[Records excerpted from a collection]
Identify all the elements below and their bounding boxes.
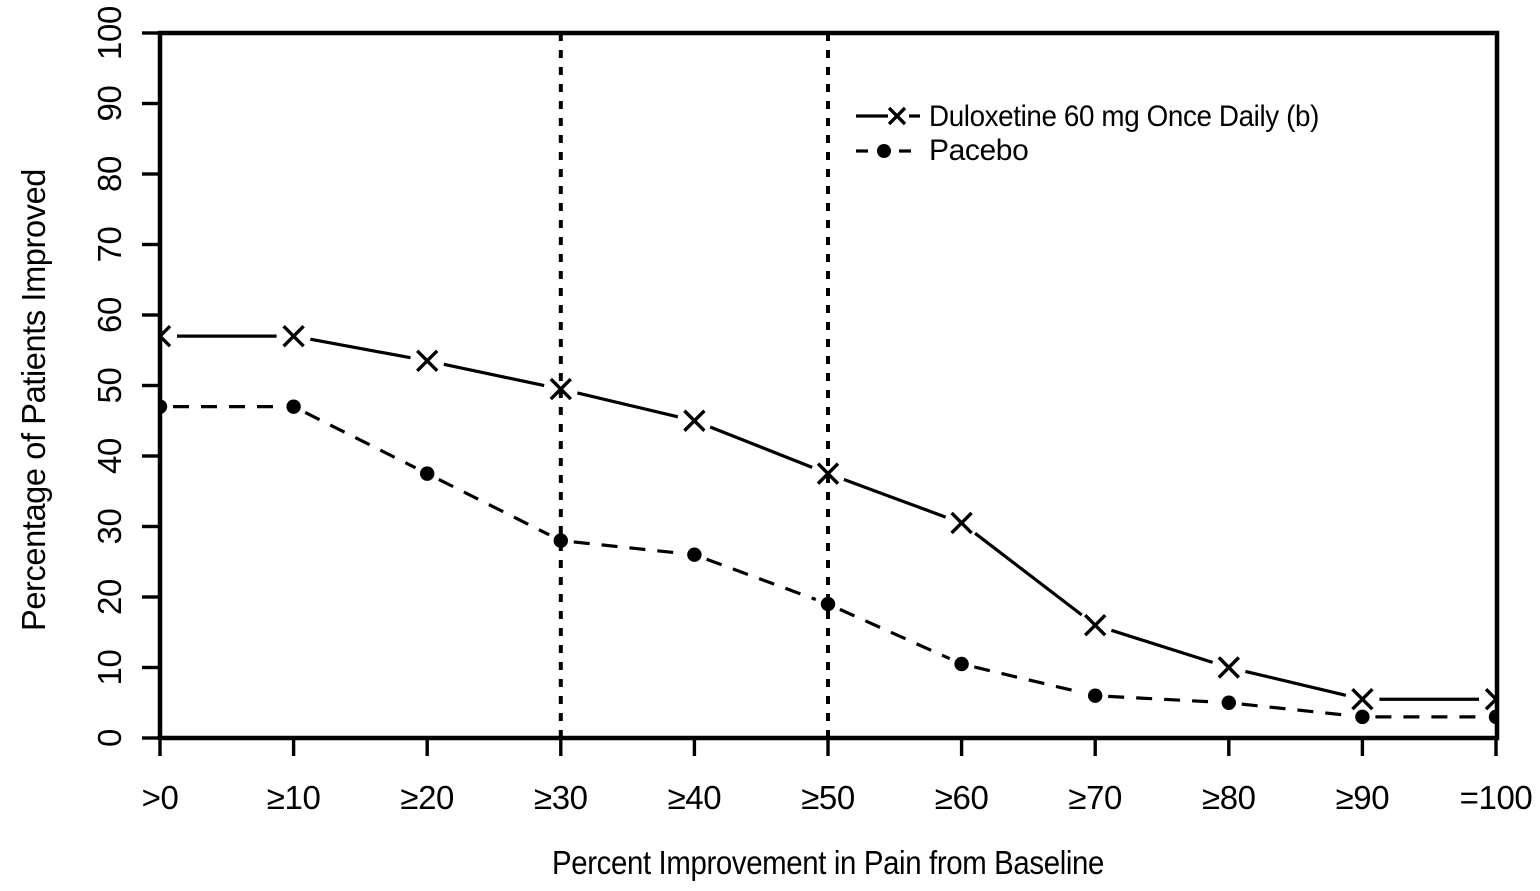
- x-marker: [415, 349, 439, 373]
- x-marker: [1484, 693, 1499, 711]
- duloxetine-line-segment: [843, 478, 947, 519]
- placebo-line-segment: [973, 665, 1083, 695]
- x-tick-label: >0: [142, 779, 179, 816]
- x-tick-label: ≥10: [267, 779, 321, 816]
- x-tick-label: ≥30: [534, 779, 588, 816]
- circle-marker: [158, 399, 168, 414]
- duloxetine-line-segment: [1110, 628, 1214, 664]
- x-axis-title: Percent Improvement in Pain from Baselin…: [552, 844, 1104, 881]
- y-tick-label: 20: [91, 579, 128, 615]
- circle-marker: [286, 399, 301, 414]
- y-tick-label: 30: [91, 509, 128, 545]
- x-marker: [683, 409, 706, 432]
- y-tick-label: 50: [91, 368, 128, 404]
- duloxetine-line-segment: [443, 362, 545, 388]
- placebo-line-segment: [573, 540, 682, 555]
- circle-marker: [1488, 709, 1499, 725]
- x-marker: [1351, 688, 1374, 711]
- duloxetine-line-segment: [974, 532, 1083, 617]
- x-tick-label: ≥20: [400, 779, 454, 816]
- circle-marker: [1221, 695, 1237, 710]
- x-marker: [1217, 656, 1241, 679]
- x-tick-label: ≥90: [1336, 779, 1390, 816]
- circle-marker: [1355, 709, 1370, 725]
- circle-marker: [553, 533, 568, 548]
- placebo-line-segment: [839, 607, 951, 661]
- duloxetine-line-segment: [576, 391, 679, 419]
- placebo-line-segment: [706, 557, 817, 602]
- y-tick-label: 40: [91, 438, 128, 474]
- x-marker: [282, 324, 305, 348]
- y-tick-label: 0: [91, 729, 128, 747]
- series-group: [158, 324, 1499, 725]
- legend-label-placebo: Pacebo: [929, 134, 1028, 167]
- x-tick-label: ≥80: [1202, 779, 1256, 816]
- circle-marker: [687, 547, 702, 562]
- placebo-line-segment: [1108, 694, 1216, 704]
- legend: [856, 106, 920, 158]
- x-marker: [816, 462, 840, 485]
- x-tick-label: ≥40: [668, 779, 722, 816]
- x-marker: [549, 377, 573, 401]
- series-placebo: [158, 399, 1499, 725]
- circle-marker: [954, 656, 969, 672]
- y-tick-label: 100: [91, 6, 128, 60]
- placebo-line-segment: [1241, 702, 1350, 718]
- duloxetine-line-segment: [709, 425, 813, 469]
- legend-circle-marker: [877, 144, 891, 158]
- placebo-line-segment: [304, 411, 417, 470]
- x-tick-label: ≥70: [1068, 779, 1122, 816]
- y-tick-label: 80: [91, 156, 128, 192]
- legend-label-duloxetine: Duloxetine 60 mg Once Daily (b): [929, 100, 1319, 133]
- y-tick-label: 90: [91, 86, 128, 122]
- y-tick-label: 60: [91, 297, 128, 333]
- duloxetine-line-segment: [1244, 669, 1347, 697]
- series-duloxetine: [158, 324, 1499, 711]
- x-marker: [1083, 613, 1107, 637]
- y-axis-title: Percentage of Patients Improved: [15, 169, 52, 631]
- duloxetine-line-segment: [310, 337, 411, 360]
- circle-marker: [420, 466, 435, 481]
- circle-marker: [820, 596, 836, 612]
- legend-x-marker: [887, 106, 907, 126]
- x-tick-label: ≥60: [935, 779, 989, 816]
- x-marker: [950, 511, 973, 535]
- placebo-line-segment: [438, 478, 550, 537]
- circle-marker: [1088, 688, 1103, 703]
- x-tick-label: ≥50: [801, 779, 855, 816]
- y-tick-label: 70: [91, 227, 128, 263]
- x-tick-label: =100: [1460, 779, 1533, 816]
- x-marker: [158, 324, 172, 341]
- y-tick-label: 10: [91, 650, 128, 686]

- Task to carry out
State how many lines of the records contain the string "axis". The number is the whole answer.

- Output for this exercise
2